Look through the material below. Copy each line that contains the string "Industrials".

◆ Supplied records:
###

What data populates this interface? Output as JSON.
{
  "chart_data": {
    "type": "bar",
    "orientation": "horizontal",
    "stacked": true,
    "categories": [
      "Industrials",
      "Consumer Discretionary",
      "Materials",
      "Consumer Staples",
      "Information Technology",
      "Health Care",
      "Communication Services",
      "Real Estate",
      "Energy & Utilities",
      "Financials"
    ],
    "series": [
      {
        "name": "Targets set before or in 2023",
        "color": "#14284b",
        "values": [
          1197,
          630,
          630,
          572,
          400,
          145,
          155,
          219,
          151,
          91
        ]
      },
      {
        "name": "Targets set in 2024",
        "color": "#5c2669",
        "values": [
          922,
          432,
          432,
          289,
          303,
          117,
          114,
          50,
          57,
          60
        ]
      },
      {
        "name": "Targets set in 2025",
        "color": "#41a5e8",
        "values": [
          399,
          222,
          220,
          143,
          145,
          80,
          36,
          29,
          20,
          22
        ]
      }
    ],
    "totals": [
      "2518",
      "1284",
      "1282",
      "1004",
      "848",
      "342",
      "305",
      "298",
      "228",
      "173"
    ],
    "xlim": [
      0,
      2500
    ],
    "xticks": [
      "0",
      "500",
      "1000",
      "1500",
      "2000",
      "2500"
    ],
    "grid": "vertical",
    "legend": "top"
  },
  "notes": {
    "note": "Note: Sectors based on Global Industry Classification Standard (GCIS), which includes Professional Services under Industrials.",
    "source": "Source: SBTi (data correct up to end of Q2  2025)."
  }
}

###

◆ Task result:
      "Industrials",
    "note": "Note: Sectors based on Global Industry Classification Standard (GCIS), which includes Professional Services under Industrials.",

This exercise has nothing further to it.